[WHAT IS BEING ASKED] Pull out from the material below all lines with "Устройство".

[EXERCISE INPUT]
[START]
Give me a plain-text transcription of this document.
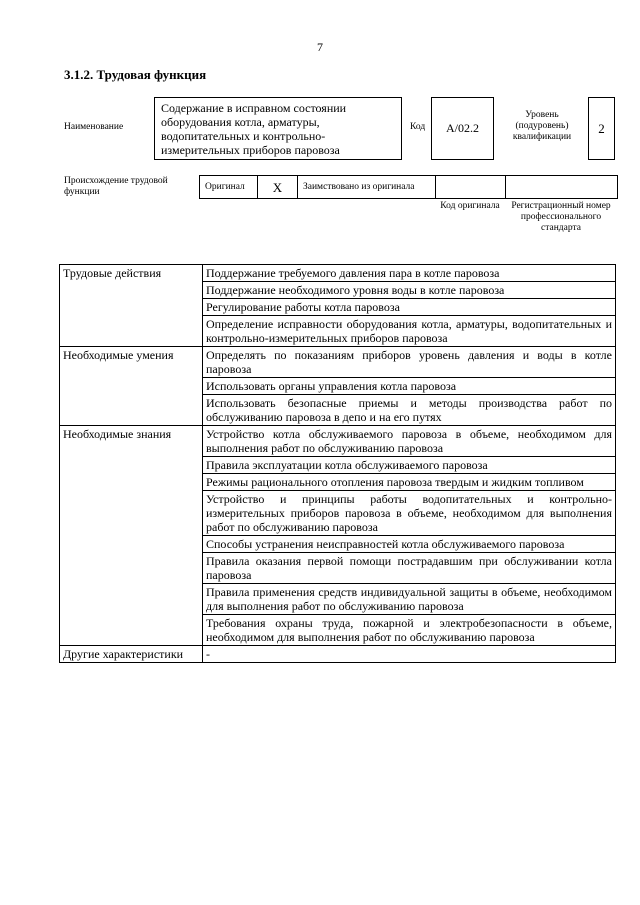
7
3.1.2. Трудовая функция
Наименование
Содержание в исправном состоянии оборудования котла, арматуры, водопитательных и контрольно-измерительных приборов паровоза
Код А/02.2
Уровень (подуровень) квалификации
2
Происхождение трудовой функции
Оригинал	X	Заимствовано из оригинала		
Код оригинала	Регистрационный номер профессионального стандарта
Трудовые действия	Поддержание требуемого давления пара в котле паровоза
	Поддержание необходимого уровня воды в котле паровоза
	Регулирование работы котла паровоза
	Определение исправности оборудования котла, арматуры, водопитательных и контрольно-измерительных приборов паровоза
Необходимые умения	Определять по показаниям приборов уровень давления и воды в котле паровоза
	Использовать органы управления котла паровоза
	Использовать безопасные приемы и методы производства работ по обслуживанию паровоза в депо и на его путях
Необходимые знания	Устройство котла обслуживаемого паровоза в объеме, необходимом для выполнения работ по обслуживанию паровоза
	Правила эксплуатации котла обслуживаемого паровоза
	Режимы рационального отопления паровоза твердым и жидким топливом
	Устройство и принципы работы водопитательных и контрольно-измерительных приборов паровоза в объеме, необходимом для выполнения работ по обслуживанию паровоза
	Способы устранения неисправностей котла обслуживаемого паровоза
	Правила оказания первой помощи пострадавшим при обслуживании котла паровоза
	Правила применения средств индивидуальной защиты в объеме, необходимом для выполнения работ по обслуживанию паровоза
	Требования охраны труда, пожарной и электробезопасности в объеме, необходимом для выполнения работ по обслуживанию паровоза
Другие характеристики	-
[END]
[START]
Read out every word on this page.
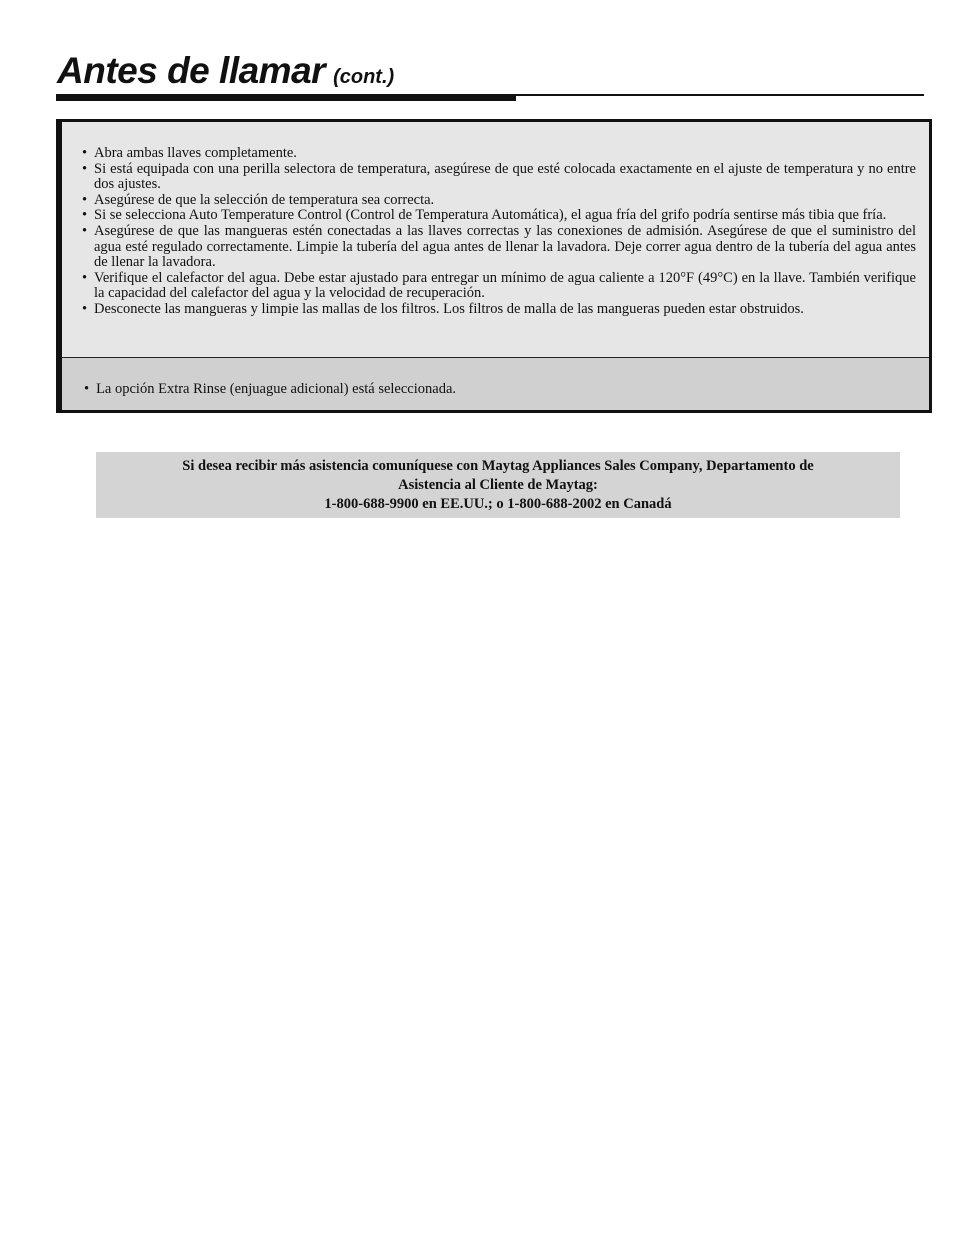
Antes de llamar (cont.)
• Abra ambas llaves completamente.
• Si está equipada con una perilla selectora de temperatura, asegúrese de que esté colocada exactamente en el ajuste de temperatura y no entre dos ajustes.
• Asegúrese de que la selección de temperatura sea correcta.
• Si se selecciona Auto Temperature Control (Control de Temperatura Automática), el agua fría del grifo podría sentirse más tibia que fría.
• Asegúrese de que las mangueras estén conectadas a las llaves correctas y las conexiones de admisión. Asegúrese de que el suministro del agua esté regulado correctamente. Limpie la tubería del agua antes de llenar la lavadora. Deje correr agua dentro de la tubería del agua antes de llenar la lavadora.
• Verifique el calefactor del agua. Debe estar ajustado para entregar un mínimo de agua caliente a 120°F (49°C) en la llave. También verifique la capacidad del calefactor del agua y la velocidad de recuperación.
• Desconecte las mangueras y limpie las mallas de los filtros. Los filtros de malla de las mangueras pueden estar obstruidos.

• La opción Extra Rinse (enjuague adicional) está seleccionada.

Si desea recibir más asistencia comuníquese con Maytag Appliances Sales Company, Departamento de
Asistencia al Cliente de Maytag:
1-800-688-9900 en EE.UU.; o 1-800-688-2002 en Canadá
[END]
[TASK ANSWER]
Необходимые знания	Устройство котла обслуживаемого паровоза в объеме, необходимом для выполнения работ по обслуживанию паровоза
	Устройство и принципы работы водопитательных и контрольно-измерительных приборов паровоза в объеме, необходимом для выполнения работ по обслуживанию паровоза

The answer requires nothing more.